▶ EXERCISE MATERIALS:
%%

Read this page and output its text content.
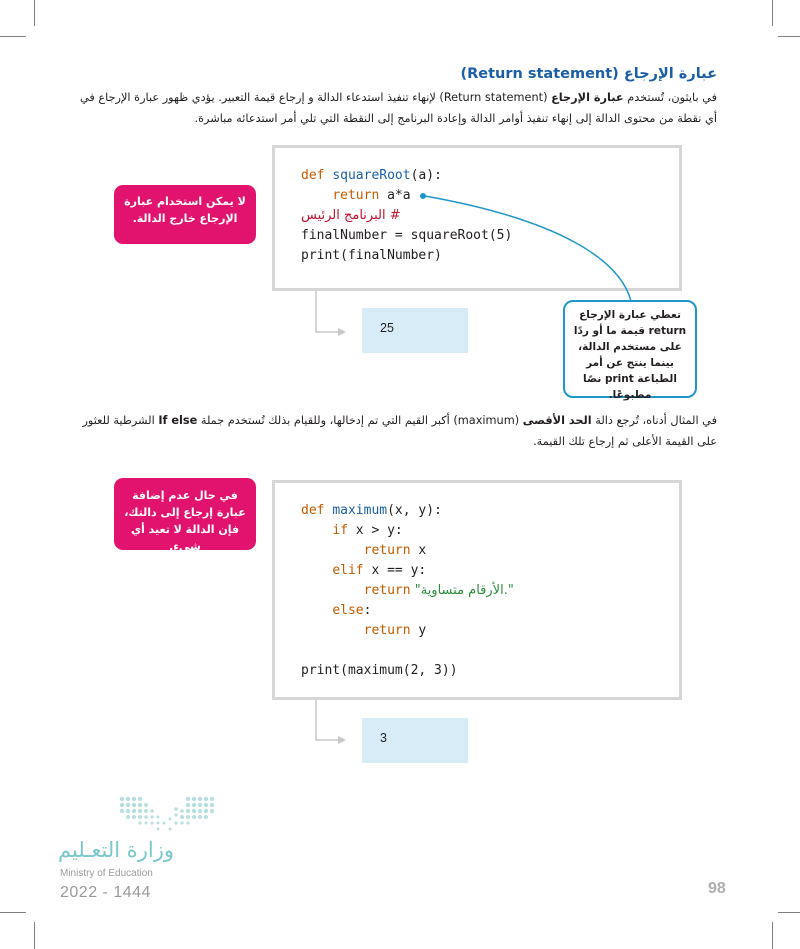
عبارة الإرجاع (Return statement)
في بايثون، تُستخدم عبارة الإرجاع (Return statement) لإنهاء تنفيذ استدعاء الدالة و إرجاع قيمة التعبير. يؤدي ظهور عبارة الإرجاع في أي نقطة من محتوى الدالة إلى إنهاء تنفيذ أوامر الدالة وإعادة البرنامج إلى النقطة التي تلي أمر استدعائه مباشرة.
def squareRoot(a):
return a*a
البرنامج الرئيس #
finalNumber = squareRoot(5)
print(finalNumber)
25
لا يمكن استخدام عبارة الإرجاع خارج الدالة.
تعطي عبارة الإرجاع return قيمة ما أو ردًا على مستخدم الدالة، بينما ينتج عن أمر الطباعة print نصًا مطبوعًا.
في المثال أدناه، تُرجع دالة الحد الأقصى (maximum) أكبر القيم التي تم إدخالها، وللقيام بذلك تُستخدم جملة If else الشرطية للعثور على القيمة الأعلى ثم إرجاع تلك القيمة.
def maximum(x, y):
if x > y:
return x
elif x == y:
return "الأرقام متساوية."
else:
return y

print(maximum(2, 3))
3
في حال عدم إضافة عبارة إرجاع إلى دالتك، فإن الدالة لا تعيد أي شيء.
وزارة التعـليم
Ministry of Education
2022 - 1444	98
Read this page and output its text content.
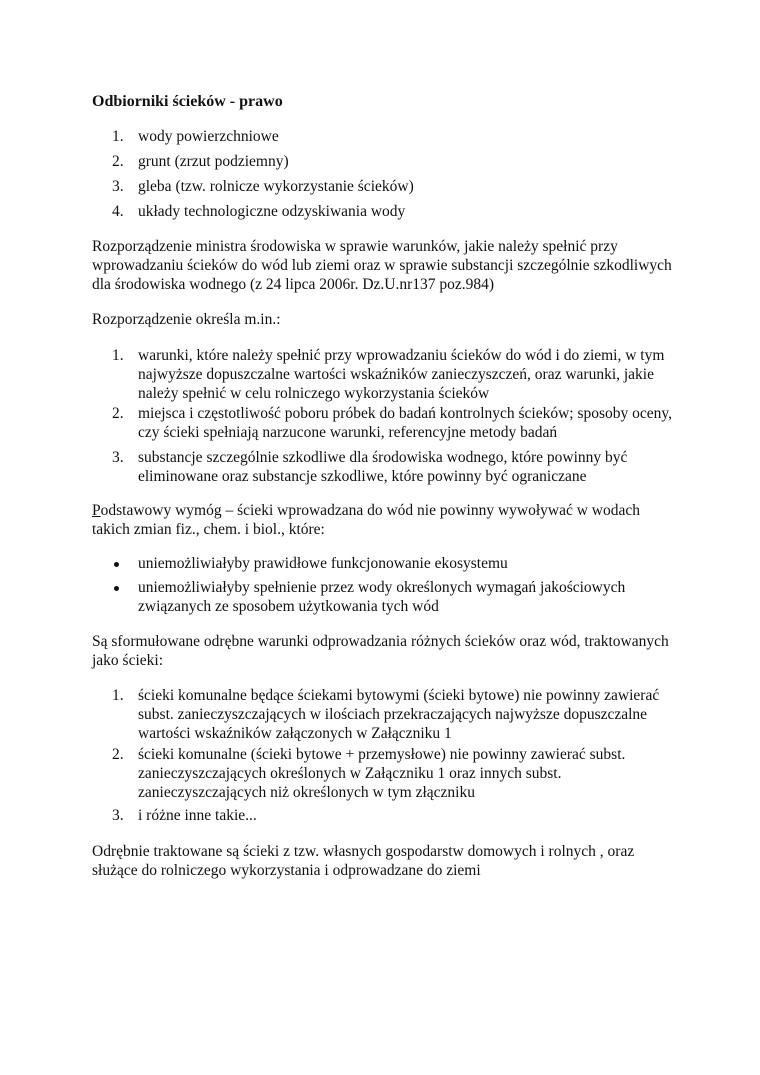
Odbiorniki ścieków - prawo
1. wody powierzchniowe
2. grunt (zrzut podziemny)
3. gleba (tzw. rolnicze wykorzystanie ścieków)
4. układy technologiczne odzyskiwania wody

Rozporządzenie ministra środowiska w sprawie warunków, jakie należy spełnić przy wprowadzaniu ścieków do wód lub ziemi oraz w sprawie substancji szczególnie szkodliwych dla środowiska wodnego (z 24 lipca 2006r. Dz.U.nr137 poz.984)

Rozporządzenie określa m.in.:

1. warunki, które należy spełnić przy wprowadzaniu ścieków do wód i do ziemi, w tym najwyższe dopuszczalne wartości wskaźników zanieczyszczeń, oraz warunki, jakie należy spełnić w celu rolniczego wykorzystania ścieków
2. miejsca i częstotliwość poboru próbek do badań kontrolnych ścieków; sposoby oceny, czy ścieki spełniają narzucone warunki, referencyjne metody badań
3. substancje szczególnie szkodliwe dla środowiska wodnego, które powinny być eliminowane oraz substancje szkodliwe, które powinny być ograniczane

Podstawowy wymóg – ścieki wprowadzana do wód nie powinny wywoływać w wodach takich zmian fiz., chem. i biol., które:

uniemożliwiałyby prawidłowe funkcjonowanie ekosystemu
uniemożliwiałyby spełnienie przez wody określonych wymagań jakościowych związanych ze sposobem użytkowania tych wód

Są sformułowane odrębne warunki odprowadzania różnych ścieków oraz wód, traktowanych jako ścieki:

1. ścieki komunalne będące ściekami bytowymi (ścieki bytowe) nie powinny zawierać subst. zanieczyszczających w ilościach przekraczających najwyższe dopuszczalne wartości wskaźników załączonych w Załączniku 1
2. ścieki komunalne (ścieki bytowe + przemysłowe) nie powinny zawierać subst. zanieczyszczających określonych w Załączniku 1 oraz innych subst. zanieczyszczających niż określonych w tym złączniku
3. i różne inne takie...

Odrębnie traktowane są ścieki z tzw. własnych gospodarstw domowych i rolnych , oraz służące do rolniczego wykorzystania i odprowadzane do ziemi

%%

▶ THE TASK:
Repeat the entries exactly. Pictures are excluded from the copy.

▶ REPLY TO THE EXERCISE:
Read this page and output its text content.
عبارة الإرجاع (Return statement)
في بايثون، تُستخدم عبارة الإرجاع (Return statement) لإنهاء تنفيذ استدعاء الدالة و إرجاع قيمة التعبير. يؤدي ظهور عبارة الإرجاع في أي نقطة من محتوى الدالة إلى إنهاء تنفيذ أوامر الدالة وإعادة البرنامج إلى النقطة التي تلي أمر استدعائه مباشرة.
def squareRoot(a):
return a*a
البرنامج الرئيس #
finalNumber = squareRoot(5)
print(finalNumber)
25
لا يمكن استخدام عبارة الإرجاع خارج الدالة.
تعطي عبارة الإرجاع return قيمة ما أو ردًا على مستخدم الدالة، بينما ينتج عن أمر الطباعة print نصًا مطبوعًا.
في المثال أدناه، تُرجع دالة الحد الأقصى (maximum) أكبر القيم التي تم إدخالها، وللقيام بذلك تُستخدم جملة If else الشرطية للعثور على القيمة الأعلى ثم إرجاع تلك القيمة.
def maximum(x, y):
if x > y:
return x
elif x == y:
return "الأرقام متساوية."
else:
return y

print(maximum(2, 3))
3
في حال عدم إضافة عبارة إرجاع إلى دالتك، فإن الدالة لا تعيد أي شيء.
وزارة التعـليم
Ministry of Education
2022 - 1444	98
Read this page and output its text content.
Odbiorniki ścieków - prawo
1. wody powierzchniowe
2. grunt (zrzut podziemny)
3. gleba (tzw. rolnicze wykorzystanie ścieków)
4. układy technologiczne odzyskiwania wody

Rozporządzenie ministra środowiska w sprawie warunków, jakie należy spełnić przy wprowadzaniu ścieków do wód lub ziemi oraz w sprawie substancji szczególnie szkodliwych dla środowiska wodnego (z 24 lipca 2006r. Dz.U.nr137 poz.984)

Rozporządzenie określa m.in.:

1. warunki, które należy spełnić przy wprowadzaniu ścieków do wód i do ziemi, w tym najwyższe dopuszczalne wartości wskaźników zanieczyszczeń, oraz warunki, jakie należy spełnić w celu rolniczego wykorzystania ścieków
2. miejsca i częstotliwość poboru próbek do badań kontrolnych ścieków; sposoby oceny, czy ścieki spełniają narzucone warunki, referencyjne metody badań
3. substancje szczególnie szkodliwe dla środowiska wodnego, które powinny być eliminowane oraz substancje szkodliwe, które powinny być ograniczane

Podstawowy wymóg – ścieki wprowadzana do wód nie powinny wywoływać w wodach takich zmian fiz., chem. i biol., które:

uniemożliwiałyby prawidłowe funkcjonowanie ekosystemu
uniemożliwiałyby spełnienie przez wody określonych wymagań jakościowych związanych ze sposobem użytkowania tych wód

Są sformułowane odrębne warunki odprowadzania różnych ścieków oraz wód, traktowanych jako ścieki:

1. ścieki komunalne będące ściekami bytowymi (ścieki bytowe) nie powinny zawierać subst. zanieczyszczających w ilościach przekraczających najwyższe dopuszczalne wartości wskaźników załączonych w Załączniku 1
2. ścieki komunalne (ścieki bytowe + przemysłowe) nie powinny zawierać subst. zanieczyszczających określonych w Załączniku 1 oraz innych subst. zanieczyszczających niż określonych w tym złączniku
3. i różne inne takie...

Odrębnie traktowane są ścieki z tzw. własnych gospodarstw domowych i rolnych , oraz służące do rolniczego wykorzystania i odprowadzane do ziemi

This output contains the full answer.